> [Job] Take the records underneath and set them down exactly.

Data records
--------------------------------------------------

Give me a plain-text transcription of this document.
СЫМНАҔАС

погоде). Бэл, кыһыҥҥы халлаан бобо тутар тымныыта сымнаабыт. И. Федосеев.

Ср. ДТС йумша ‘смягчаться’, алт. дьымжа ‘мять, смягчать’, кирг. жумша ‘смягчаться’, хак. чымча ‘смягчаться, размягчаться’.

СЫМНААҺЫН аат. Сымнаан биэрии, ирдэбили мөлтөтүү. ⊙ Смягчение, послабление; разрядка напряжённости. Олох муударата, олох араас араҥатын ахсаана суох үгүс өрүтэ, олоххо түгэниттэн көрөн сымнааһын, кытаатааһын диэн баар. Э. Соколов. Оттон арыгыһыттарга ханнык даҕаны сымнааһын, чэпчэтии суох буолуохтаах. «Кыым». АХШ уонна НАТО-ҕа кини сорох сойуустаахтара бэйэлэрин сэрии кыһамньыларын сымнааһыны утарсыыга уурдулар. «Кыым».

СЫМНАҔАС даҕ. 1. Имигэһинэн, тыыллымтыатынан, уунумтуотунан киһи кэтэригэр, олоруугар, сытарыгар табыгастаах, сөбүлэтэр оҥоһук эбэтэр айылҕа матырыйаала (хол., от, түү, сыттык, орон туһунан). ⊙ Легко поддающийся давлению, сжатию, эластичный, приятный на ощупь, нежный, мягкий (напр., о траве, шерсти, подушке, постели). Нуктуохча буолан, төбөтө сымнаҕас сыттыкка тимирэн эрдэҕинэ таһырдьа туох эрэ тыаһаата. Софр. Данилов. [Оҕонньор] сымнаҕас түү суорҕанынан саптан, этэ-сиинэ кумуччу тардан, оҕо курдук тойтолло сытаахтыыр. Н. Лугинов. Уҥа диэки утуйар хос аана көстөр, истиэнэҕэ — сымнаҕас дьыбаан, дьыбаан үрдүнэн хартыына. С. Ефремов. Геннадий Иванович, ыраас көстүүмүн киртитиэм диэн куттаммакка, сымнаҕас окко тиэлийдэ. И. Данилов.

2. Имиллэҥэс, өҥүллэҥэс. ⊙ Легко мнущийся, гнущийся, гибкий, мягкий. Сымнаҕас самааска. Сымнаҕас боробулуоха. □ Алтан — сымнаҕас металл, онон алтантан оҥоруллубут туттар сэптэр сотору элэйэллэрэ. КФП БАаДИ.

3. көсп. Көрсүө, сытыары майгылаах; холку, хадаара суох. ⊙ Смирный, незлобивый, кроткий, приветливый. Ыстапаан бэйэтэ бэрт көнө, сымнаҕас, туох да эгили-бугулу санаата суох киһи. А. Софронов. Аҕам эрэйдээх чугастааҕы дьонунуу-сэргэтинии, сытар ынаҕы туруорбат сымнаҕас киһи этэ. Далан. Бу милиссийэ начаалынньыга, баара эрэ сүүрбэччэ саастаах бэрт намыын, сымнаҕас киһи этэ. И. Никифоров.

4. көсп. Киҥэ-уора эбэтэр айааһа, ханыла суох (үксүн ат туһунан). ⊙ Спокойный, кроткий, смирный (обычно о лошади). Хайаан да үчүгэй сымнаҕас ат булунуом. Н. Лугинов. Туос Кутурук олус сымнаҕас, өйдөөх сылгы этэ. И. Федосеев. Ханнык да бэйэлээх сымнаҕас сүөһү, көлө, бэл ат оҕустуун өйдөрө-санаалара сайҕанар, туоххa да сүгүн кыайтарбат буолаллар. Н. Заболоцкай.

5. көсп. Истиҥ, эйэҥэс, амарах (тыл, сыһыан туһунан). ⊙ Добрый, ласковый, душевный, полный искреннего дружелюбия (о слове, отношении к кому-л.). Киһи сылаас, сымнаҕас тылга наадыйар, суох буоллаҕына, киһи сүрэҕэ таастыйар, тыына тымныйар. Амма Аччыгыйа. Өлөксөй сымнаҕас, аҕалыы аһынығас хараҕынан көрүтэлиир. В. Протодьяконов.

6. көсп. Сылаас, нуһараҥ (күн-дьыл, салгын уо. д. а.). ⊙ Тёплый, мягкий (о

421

--------------------------------------------------

> [Answer to the task]
Give me a plain-text transcription of this document.
СЫМНАҔАС

погоде). Бэл, кыһыҥҥы халлаан бобо тутар тымныыта сымнаабыт. И. Федосеев.

Ср. ДТС йумша ‘смягчаться’, алт. дьымжа ‘мять, смягчать’, кирг. жумша ‘смягчаться’, хак. чымча ‘смягчаться, размягчаться’.

СЫМНААҺЫН аат. Сымнаан биэрии, ирдэбили мөлтөтүү. ⊙ Смягчение, послабление; разрядка напряжённости. Олох муударата, олох араас араҥатын ахсаана суох үгүс өрүтэ, олоххо түгэниттэн көрөн сымнааһын, кытаатааһын диэн баар. Э. Соколов. Оттон арыгыһыттарга ханнык даҕаны сымнааһын, чэпчэтии суох буолуохтаах. «Кыым». АХШ уонна НАТО-ҕа кини сорох сойуустаахтара бэйэлэрин сэрии кыһамньыларын сымнааһыны утарсыыга уурдулар. «Кыым».

СЫМНАҔАС даҕ. 1. Имигэһинэн, тыыллымтыатынан, уунумтуотунан киһи кэтэригэр, олоруугар, сытарыгар табыгастаах, сөбүлэтэр оҥоһук эбэтэр айылҕа матырыйаала (хол., от, түү, сыттык, орон туһунан). ⊙ Легко поддающийся давлению, сжатию, эластичный, приятный на ощупь, нежный, мягкий (напр., о траве, шерсти, подушке, постели). Нуктуохча буолан, төбөтө сымнаҕас сыттыкка тимирэн эрдэҕинэ таһырдьа туох эрэ тыаһаата. Софр. Данилов. [Оҕонньор] сымнаҕас түү суорҕанынан саптан, этэ-сиинэ кумуччу тардан, оҕо курдук тойтолло сытаахтыыр. Н. Лугинов. Уҥа диэки утуйар хос аана көстөр, истиэнэҕэ — сымнаҕас дьыбаан, дьыбаан үрдүнэн хартыына. С. Ефремов. Геннадий Иванович, ыраас көстүүмүн киртитиэм диэн куттаммакка, сымнаҕас окко тиэлийдэ. И. Данилов.

2. Имиллэҥэс, өҥүллэҥэс. ⊙ Легко мнущийся, гнущийся, гибкий, мягкий. Сымнаҕас самааска. Сымнаҕас боробулуоха. □ Алтан — сымнаҕас металл, онон алтантан оҥоруллубут туттар сэптэр сотору элэйэллэрэ. КФП БАаДИ.

3. көсп. Көрсүө, сытыары майгылаах; холку, хадаара суох. ⊙ Смирный, незлобивый, кроткий, приветливый. Ыстапаан бэйэтэ бэрт көнө, сымнаҕас, туох да эгили-бугулу санаата суох киһи. А. Софронов. Аҕам эрэйдээх чугастааҕы дьонунуу-сэргэтинии, сытар ынаҕы туруорбат сымнаҕас киһи этэ. Далан. Бу милиссийэ начаалынньыга, баара эрэ сүүрбэччэ саастаах бэрт намыын, сымнаҕас киһи этэ. И. Никифоров.

4. көсп. Киҥэ-уора эбэтэр айааһа, ханыла суох (үксүн ат туһунан). ⊙ Спокойный, кроткий, смирный (обычно о лошади). Хайаан да үчүгэй сымнаҕас ат булунуом. Н. Лугинов. Туос Кутурук олус сымнаҕас, өйдөөх сылгы этэ. И. Федосеев. Ханнык да бэйэлээх сымнаҕас сүөһү, көлө, бэл ат оҕустуун өйдөрө-санаалара сайҕанар, туоххa да сүгүн кыайтарбат буолаллар. Н. Заболоцкай.

5. көсп. Истиҥ, эйэҥэс, амарах (тыл, сыһыан туһунан). ⊙ Добрый, ласковый, душевный, полный искреннего дружелюбия (о слове, отношении к кому-л.). Киһи сылаас, сымнаҕас тылга наадыйар, суох буоллаҕына, киһи сүрэҕэ таастыйар, тыына тымныйар. Амма Аччыгыйа. Өлөксөй сымнаҕас, аҕалыы аһынығас хараҕынан көрүтэлиир. В. Протодьяконов.

6. көсп. Сылаас, нуһараҥ (күн-дьыл, салгын уо. д. а.). ⊙ Тёплый, мягкий (о

421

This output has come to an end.